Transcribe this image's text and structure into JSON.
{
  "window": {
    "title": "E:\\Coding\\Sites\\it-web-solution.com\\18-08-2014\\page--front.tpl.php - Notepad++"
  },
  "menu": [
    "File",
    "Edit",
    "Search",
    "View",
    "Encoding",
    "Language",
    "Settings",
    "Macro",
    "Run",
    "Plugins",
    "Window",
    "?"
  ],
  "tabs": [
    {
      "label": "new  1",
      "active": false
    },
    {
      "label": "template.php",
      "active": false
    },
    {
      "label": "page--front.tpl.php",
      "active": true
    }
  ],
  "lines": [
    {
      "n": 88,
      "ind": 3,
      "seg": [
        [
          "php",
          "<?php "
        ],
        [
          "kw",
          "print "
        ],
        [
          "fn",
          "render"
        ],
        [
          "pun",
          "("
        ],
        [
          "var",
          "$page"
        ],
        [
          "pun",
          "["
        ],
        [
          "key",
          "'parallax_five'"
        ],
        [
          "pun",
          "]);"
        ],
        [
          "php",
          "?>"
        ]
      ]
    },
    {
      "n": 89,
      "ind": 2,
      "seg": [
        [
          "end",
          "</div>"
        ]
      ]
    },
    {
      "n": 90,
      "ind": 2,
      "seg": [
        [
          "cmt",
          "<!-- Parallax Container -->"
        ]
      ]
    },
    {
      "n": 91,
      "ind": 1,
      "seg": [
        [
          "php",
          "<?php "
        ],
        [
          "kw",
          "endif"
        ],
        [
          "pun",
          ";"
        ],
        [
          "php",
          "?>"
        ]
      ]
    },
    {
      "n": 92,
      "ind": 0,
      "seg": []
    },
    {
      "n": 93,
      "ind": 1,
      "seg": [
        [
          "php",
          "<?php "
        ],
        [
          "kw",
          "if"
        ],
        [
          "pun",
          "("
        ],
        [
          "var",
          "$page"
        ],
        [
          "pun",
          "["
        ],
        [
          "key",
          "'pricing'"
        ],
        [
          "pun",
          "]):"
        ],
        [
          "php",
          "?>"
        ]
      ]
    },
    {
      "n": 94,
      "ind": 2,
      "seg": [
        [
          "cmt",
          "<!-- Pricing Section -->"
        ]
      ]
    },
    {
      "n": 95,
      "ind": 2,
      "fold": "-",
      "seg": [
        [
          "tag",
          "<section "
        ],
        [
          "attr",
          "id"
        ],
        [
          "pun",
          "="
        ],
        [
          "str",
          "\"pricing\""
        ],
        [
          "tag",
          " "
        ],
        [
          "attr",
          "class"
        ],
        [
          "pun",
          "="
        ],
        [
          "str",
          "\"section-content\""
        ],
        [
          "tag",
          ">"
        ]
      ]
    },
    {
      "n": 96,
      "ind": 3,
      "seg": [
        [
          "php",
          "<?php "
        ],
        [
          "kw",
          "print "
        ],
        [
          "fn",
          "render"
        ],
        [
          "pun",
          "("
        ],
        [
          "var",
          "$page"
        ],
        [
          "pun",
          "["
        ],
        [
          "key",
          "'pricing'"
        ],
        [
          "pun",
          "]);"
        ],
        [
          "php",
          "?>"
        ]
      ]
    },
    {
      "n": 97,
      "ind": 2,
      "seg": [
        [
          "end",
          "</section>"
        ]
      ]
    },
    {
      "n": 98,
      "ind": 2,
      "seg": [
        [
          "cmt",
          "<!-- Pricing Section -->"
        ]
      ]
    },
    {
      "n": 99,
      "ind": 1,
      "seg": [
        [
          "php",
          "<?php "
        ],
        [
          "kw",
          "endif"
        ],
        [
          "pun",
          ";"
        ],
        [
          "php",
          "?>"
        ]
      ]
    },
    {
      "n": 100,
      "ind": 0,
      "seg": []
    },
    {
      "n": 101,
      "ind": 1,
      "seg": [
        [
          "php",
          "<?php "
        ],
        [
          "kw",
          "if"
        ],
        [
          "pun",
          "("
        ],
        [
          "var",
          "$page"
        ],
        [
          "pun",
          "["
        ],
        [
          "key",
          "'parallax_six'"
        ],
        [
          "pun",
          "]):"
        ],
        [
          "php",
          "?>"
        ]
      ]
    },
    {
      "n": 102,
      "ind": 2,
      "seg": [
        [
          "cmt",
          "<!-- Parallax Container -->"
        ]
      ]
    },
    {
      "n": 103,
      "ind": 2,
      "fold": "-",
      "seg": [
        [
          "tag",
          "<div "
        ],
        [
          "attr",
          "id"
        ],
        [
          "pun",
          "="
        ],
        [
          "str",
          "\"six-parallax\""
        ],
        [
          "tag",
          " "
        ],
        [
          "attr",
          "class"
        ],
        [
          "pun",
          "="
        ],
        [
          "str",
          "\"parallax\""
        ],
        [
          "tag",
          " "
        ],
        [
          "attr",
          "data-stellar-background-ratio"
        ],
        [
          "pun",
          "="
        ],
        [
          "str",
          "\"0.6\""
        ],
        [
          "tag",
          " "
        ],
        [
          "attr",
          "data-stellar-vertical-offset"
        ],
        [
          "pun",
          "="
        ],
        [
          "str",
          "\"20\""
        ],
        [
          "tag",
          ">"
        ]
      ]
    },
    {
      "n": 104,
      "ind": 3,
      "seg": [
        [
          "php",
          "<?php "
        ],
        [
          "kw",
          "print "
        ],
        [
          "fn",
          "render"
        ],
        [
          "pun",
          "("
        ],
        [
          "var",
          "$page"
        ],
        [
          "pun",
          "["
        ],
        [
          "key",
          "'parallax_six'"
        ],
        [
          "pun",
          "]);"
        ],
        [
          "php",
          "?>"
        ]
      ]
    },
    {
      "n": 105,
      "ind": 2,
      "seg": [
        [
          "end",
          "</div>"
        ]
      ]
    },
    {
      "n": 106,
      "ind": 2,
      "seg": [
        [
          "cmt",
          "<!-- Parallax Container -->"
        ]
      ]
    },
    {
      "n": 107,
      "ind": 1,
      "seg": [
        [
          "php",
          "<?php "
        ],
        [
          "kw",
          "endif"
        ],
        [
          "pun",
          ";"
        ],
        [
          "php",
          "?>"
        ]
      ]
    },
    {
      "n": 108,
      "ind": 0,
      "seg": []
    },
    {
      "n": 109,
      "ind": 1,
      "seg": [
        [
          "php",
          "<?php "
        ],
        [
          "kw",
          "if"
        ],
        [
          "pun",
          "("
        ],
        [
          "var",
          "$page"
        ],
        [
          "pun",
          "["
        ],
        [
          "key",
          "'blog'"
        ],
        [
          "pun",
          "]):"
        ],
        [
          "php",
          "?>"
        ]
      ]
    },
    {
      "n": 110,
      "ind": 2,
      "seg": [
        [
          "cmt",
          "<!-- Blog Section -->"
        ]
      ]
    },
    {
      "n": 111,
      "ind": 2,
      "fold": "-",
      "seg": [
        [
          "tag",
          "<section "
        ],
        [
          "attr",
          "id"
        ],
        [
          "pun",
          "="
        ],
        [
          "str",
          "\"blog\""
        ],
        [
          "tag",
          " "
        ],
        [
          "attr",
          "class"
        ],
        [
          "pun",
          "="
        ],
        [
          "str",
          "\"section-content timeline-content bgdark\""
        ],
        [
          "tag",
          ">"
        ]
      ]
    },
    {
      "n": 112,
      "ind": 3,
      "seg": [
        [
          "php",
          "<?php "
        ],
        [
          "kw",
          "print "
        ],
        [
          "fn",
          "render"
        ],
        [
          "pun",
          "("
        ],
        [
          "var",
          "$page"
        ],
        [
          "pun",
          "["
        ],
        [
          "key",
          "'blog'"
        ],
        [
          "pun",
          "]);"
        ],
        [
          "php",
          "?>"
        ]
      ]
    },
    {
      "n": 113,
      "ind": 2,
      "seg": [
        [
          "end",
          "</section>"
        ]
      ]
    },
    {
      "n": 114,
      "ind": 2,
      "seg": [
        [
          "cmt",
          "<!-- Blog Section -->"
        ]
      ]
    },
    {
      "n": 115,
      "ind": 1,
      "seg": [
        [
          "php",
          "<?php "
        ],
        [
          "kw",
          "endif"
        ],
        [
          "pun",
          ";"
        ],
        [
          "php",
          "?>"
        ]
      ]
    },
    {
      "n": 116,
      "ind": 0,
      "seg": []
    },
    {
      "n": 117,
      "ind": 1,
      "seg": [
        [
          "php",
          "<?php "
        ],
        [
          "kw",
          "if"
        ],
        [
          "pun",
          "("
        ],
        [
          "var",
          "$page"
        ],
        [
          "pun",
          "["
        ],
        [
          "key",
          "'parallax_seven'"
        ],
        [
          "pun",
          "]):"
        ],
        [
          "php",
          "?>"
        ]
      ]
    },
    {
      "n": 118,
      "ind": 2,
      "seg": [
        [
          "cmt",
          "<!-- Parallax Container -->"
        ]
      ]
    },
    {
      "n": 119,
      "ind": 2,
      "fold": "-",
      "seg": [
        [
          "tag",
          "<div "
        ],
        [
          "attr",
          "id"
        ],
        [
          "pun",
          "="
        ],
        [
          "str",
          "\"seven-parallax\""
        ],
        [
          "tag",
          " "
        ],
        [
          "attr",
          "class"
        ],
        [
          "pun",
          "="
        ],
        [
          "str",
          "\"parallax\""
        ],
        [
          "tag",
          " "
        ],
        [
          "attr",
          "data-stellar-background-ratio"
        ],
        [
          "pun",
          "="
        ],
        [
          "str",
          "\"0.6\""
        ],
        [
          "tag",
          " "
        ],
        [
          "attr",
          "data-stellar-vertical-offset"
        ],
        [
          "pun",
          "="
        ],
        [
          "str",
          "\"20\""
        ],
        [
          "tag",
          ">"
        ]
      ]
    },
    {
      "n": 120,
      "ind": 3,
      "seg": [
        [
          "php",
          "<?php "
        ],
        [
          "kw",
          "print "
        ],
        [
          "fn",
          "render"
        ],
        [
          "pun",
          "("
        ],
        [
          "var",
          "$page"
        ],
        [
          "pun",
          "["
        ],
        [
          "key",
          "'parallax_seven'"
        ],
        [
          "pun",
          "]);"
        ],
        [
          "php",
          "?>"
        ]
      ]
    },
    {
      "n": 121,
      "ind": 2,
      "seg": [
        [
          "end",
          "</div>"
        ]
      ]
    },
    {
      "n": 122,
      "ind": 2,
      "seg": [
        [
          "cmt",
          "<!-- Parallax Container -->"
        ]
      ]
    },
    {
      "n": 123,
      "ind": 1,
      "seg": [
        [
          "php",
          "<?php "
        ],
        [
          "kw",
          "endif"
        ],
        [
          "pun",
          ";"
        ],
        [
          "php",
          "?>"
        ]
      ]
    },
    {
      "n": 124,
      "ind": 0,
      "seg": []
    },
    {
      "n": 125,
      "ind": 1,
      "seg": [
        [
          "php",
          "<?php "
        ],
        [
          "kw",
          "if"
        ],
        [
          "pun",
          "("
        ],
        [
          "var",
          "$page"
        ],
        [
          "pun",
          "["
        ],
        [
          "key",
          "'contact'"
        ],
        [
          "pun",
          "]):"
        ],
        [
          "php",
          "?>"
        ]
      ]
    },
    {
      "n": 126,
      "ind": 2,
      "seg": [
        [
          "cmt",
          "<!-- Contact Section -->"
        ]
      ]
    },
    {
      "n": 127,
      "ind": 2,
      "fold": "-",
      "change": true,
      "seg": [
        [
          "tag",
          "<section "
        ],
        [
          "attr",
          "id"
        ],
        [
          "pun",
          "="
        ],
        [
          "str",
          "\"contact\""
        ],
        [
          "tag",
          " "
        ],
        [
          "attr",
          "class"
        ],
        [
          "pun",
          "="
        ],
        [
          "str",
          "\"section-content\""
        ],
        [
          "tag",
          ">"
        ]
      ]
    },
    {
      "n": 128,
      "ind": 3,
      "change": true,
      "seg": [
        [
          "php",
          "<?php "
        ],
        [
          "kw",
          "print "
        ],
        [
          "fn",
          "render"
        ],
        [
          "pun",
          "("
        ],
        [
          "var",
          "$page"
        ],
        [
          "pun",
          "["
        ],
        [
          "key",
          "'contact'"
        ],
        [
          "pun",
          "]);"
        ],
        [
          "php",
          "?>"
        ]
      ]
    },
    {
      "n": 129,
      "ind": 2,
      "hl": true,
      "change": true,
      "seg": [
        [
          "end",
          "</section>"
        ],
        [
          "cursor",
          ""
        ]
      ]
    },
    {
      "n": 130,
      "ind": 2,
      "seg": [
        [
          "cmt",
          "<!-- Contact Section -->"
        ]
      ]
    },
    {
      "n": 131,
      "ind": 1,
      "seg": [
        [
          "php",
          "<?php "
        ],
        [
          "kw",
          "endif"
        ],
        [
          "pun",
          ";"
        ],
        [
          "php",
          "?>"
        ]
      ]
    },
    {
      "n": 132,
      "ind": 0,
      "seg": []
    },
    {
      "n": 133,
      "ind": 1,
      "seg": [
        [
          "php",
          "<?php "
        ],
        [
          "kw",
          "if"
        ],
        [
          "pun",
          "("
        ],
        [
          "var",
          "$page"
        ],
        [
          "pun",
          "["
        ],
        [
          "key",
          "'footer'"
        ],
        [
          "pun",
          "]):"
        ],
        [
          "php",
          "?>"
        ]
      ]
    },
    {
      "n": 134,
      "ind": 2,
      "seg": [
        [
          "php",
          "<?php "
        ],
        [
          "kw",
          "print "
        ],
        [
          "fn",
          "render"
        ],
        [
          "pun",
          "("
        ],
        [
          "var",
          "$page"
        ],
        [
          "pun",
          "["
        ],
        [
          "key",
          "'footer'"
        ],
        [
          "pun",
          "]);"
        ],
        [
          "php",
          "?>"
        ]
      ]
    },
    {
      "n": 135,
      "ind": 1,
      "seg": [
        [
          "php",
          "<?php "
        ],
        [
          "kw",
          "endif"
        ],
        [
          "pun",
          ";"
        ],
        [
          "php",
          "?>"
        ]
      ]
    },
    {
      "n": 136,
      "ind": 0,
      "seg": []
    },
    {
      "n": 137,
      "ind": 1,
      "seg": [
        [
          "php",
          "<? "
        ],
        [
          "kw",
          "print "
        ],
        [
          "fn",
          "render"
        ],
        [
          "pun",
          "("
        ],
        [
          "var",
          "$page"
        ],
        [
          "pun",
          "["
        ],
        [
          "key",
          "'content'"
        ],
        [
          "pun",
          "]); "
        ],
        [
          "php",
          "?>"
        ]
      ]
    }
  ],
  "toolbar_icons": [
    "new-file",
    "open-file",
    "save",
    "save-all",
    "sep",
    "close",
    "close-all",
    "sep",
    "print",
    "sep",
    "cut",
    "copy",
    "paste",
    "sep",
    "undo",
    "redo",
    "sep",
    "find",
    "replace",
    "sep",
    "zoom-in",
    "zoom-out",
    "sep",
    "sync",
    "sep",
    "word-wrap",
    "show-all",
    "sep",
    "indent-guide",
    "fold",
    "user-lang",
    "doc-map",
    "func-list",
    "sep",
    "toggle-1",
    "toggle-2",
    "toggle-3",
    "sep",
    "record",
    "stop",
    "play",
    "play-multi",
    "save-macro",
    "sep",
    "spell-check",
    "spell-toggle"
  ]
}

- - -

YOUR GOAL - Look through the data and gather every line with the string "toggle" in it.

THE OUTPUT -
    "toggle-1",
    "toggle-2",
    "toggle-3",
    "spell-toggle"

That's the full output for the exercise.